EXERCISE BRIEF =
Output the entries verbatim, including every line.

LISTED RECORDS =

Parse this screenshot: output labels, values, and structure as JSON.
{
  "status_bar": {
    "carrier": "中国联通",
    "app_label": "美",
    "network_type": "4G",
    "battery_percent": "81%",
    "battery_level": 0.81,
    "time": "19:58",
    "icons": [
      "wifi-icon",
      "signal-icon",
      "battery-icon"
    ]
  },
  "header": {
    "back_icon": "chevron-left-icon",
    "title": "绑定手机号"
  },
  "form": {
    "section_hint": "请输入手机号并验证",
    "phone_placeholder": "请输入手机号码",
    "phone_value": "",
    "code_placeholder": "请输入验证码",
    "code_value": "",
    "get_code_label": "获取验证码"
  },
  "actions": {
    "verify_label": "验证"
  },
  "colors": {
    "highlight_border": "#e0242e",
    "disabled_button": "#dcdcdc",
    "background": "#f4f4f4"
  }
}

ANSWER TO THE TASK =
Parse this screenshot: output labels, values, and structure as JSON.
{
  "status_bar": {
    "carrier": "中国联通",
    "app_label": "美",
    "network_type": "4G",
    "battery_percent": "81%",
    "battery_level": 0.81,
    "time": "19:58",
    "icons": [
      "wifi-icon",
      "signal-icon",
      "battery-icon"
    ]
  },
  "header": {
    "back_icon": "chevron-left-icon",
    "title": "绑定手机号"
  },
  "form": {
    "section_hint": "请输入手机号并验证",
    "phone_placeholder": "请输入手机号码",
    "phone_value": "",
    "code_placeholder": "请输入验证码",
    "code_value": "",
    "get_code_label": "获取验证码"
  },
  "actions": {
    "verify_label": "验证"
  },
  "colors": {
    "highlight_border": "#e0242e",
    "disabled_button": "#dcdcdc",
    "background": "#f4f4f4"
  }
}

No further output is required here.